── DATA PROVIDED ──

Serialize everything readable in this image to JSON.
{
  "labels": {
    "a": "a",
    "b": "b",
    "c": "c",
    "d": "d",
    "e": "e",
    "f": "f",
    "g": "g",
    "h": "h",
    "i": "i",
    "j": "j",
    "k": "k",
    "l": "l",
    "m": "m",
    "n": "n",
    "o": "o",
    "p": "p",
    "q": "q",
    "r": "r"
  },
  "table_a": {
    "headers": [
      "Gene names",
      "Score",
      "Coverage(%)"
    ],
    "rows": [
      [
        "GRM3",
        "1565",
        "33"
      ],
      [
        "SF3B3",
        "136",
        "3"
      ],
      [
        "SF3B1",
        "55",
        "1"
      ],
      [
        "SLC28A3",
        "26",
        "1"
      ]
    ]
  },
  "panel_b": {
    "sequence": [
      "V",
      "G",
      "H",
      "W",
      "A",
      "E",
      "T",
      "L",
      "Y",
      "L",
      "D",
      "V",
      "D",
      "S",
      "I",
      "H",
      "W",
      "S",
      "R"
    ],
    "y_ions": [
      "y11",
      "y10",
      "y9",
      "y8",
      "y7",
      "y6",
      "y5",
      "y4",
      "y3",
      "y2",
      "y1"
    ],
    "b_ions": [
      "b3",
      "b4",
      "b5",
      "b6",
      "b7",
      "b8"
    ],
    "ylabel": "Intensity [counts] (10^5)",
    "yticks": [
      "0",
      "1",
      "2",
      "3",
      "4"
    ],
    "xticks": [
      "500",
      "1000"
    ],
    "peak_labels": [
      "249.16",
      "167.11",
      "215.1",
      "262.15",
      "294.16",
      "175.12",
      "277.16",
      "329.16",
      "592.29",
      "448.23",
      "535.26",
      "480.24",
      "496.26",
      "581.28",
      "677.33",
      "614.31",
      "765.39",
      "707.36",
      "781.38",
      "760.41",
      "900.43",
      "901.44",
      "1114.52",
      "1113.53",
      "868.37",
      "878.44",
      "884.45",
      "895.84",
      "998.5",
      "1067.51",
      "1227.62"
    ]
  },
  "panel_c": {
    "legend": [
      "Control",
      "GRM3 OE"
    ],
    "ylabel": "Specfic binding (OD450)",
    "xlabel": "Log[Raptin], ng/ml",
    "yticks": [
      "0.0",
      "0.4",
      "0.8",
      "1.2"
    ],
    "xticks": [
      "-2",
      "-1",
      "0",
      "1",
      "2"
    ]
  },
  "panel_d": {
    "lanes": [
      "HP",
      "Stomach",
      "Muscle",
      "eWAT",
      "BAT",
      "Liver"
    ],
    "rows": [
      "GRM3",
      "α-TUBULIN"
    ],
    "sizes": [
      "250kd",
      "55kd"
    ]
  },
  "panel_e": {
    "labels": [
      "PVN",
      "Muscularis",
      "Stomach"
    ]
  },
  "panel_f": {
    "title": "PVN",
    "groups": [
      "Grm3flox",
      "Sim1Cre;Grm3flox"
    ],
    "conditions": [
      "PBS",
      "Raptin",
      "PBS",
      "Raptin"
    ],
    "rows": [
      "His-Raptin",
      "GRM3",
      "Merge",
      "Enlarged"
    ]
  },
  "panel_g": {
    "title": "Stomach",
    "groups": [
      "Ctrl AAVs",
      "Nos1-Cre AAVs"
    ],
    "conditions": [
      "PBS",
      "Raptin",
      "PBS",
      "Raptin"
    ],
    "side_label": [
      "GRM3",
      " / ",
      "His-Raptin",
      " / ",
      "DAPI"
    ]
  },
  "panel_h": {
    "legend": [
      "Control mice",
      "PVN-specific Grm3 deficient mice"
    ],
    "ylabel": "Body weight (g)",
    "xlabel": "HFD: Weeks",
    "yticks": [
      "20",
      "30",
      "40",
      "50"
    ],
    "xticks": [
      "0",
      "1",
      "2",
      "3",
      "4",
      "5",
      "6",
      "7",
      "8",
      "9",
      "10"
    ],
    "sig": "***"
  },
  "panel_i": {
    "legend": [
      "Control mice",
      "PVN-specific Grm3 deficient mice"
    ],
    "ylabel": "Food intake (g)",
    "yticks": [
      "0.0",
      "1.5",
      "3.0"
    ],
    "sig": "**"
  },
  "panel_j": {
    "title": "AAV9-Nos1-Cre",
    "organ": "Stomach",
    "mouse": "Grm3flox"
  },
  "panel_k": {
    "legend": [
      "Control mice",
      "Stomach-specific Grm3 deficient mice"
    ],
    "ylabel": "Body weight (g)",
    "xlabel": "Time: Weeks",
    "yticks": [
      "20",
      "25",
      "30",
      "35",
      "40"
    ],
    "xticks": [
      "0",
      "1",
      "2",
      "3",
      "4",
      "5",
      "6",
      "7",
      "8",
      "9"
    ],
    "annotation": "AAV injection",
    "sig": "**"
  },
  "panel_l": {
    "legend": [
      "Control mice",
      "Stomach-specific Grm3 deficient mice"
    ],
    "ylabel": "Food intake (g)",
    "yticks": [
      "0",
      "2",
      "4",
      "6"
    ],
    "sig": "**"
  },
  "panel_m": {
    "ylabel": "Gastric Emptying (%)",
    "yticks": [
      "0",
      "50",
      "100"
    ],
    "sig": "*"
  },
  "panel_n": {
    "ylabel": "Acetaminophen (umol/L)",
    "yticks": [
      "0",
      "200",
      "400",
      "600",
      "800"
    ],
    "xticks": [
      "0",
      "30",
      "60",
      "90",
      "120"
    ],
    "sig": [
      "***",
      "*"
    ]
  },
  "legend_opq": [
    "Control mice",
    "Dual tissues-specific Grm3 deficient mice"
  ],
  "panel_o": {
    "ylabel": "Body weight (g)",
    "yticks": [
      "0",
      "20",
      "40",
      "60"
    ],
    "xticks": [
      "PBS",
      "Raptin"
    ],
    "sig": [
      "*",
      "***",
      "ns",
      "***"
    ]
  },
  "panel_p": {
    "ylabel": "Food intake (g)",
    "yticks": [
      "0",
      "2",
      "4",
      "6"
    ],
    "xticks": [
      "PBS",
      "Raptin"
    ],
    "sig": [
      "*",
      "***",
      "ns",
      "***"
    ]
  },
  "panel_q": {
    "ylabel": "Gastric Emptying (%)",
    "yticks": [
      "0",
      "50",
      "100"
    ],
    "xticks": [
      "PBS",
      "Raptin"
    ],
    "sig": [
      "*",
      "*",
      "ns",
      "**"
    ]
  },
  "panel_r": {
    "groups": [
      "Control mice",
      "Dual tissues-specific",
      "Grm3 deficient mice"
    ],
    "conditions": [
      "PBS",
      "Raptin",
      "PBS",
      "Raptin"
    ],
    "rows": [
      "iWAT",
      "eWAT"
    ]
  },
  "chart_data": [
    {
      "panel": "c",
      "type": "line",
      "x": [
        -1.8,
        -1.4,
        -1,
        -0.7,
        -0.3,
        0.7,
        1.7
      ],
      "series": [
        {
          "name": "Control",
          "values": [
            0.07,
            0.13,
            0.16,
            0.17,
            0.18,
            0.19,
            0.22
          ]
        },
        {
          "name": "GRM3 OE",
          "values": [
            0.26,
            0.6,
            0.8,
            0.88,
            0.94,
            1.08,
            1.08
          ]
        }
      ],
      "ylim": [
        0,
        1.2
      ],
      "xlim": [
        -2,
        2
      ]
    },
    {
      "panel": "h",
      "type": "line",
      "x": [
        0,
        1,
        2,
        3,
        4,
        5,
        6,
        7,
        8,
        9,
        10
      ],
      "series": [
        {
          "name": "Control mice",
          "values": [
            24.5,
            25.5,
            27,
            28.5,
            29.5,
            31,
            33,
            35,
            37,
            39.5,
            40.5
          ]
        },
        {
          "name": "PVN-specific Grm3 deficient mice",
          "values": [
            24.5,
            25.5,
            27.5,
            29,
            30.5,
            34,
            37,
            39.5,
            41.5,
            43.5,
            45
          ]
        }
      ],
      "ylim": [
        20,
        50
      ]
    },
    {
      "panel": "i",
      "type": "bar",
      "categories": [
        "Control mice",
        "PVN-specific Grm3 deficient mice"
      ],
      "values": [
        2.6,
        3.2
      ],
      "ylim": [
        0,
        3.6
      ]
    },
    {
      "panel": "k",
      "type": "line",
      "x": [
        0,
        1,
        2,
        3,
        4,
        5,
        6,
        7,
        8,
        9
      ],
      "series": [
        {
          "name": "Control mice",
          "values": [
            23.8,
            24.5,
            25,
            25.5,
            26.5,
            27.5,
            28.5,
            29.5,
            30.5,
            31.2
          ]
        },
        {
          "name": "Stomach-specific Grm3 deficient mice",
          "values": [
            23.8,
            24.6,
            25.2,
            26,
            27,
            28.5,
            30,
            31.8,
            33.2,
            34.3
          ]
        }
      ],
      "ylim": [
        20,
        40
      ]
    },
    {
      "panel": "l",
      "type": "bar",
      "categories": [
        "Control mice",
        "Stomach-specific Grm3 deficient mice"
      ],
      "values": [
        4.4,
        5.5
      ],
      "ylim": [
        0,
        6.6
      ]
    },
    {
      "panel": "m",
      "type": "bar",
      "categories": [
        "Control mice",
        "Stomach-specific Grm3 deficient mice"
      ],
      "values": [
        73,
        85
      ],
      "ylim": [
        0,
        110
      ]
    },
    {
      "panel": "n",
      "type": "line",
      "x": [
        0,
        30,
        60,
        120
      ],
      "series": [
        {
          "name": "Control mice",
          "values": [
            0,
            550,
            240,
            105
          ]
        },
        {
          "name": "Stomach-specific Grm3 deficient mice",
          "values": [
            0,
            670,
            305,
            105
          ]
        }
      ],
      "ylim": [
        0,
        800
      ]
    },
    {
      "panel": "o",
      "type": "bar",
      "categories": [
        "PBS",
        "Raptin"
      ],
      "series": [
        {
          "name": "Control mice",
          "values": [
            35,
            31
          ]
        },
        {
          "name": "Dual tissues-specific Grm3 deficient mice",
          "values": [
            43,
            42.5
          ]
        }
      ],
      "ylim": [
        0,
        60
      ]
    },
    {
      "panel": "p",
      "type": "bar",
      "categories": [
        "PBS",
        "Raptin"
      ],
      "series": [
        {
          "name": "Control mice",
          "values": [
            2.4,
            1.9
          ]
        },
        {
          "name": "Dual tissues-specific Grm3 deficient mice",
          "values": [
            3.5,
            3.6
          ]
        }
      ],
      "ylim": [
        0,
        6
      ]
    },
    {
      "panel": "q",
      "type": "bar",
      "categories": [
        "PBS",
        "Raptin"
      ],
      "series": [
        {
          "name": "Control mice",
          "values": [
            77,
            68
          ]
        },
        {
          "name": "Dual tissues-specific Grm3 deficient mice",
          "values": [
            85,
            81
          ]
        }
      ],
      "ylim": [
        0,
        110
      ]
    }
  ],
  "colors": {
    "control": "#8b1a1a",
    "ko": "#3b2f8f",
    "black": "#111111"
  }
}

───
── DATA PROVIDED ──

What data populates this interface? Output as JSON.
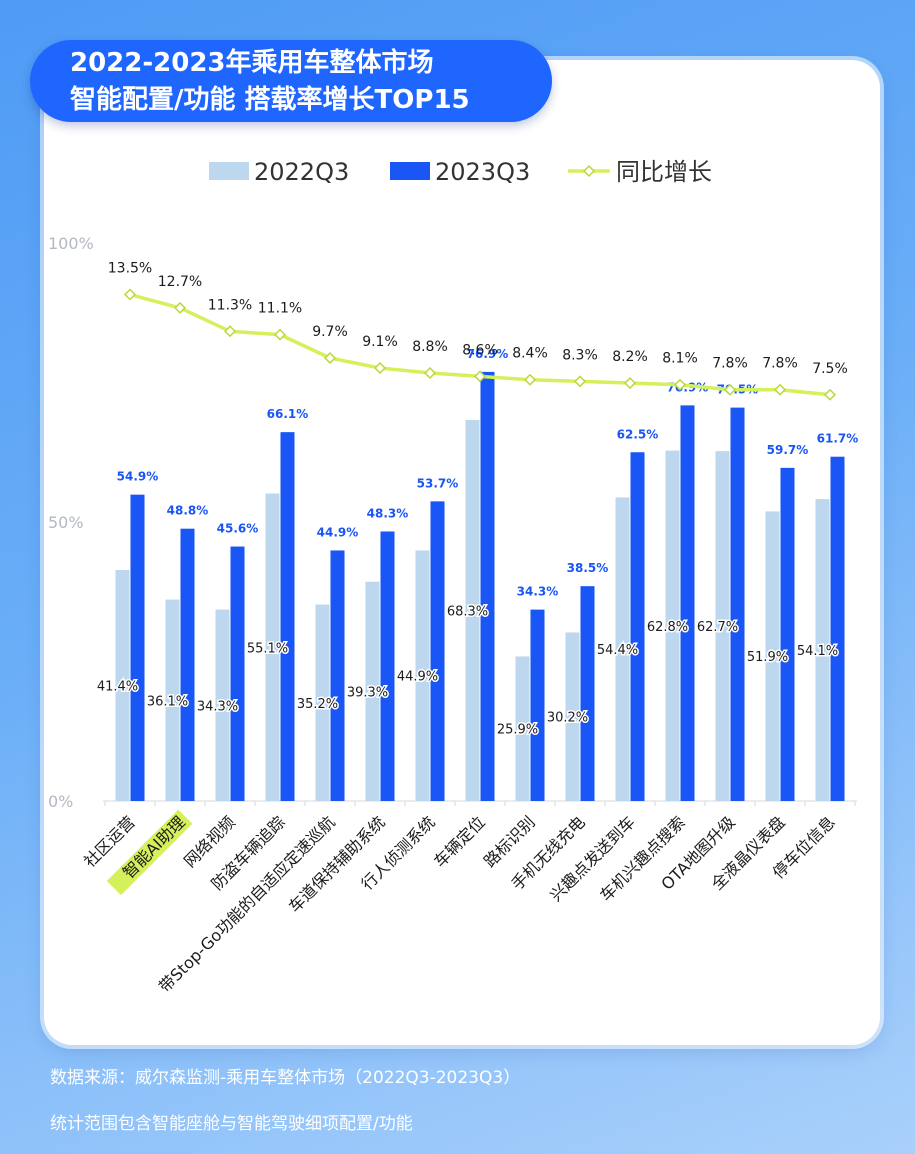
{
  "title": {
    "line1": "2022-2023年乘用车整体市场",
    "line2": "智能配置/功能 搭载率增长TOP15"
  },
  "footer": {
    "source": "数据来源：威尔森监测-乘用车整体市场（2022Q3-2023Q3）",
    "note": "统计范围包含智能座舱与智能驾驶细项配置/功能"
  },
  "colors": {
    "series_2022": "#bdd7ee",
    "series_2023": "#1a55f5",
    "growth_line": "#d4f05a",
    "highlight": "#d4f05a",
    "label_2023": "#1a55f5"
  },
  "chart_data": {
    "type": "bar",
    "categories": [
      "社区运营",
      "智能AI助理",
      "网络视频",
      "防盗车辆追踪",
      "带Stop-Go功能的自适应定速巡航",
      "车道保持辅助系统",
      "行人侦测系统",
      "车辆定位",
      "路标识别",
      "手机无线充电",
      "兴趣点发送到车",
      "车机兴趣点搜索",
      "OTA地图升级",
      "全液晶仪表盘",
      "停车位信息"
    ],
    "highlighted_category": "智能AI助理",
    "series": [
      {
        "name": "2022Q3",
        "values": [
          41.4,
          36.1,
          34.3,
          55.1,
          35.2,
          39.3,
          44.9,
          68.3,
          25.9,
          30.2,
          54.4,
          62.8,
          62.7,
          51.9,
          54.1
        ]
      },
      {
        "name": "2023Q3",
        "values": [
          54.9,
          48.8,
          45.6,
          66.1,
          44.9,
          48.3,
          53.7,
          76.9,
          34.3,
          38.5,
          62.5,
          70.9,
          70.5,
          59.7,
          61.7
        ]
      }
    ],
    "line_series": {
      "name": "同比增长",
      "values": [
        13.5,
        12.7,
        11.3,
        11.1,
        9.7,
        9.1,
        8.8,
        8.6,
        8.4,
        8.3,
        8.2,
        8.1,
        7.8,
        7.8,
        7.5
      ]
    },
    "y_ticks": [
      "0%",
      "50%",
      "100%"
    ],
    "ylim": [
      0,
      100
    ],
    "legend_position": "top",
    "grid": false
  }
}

───

### TASK TO CARRY OUT
What is the number of lines above that contain the string "xlabel"? Answer with the number alone.

### RESULT FOR THIS TASK
3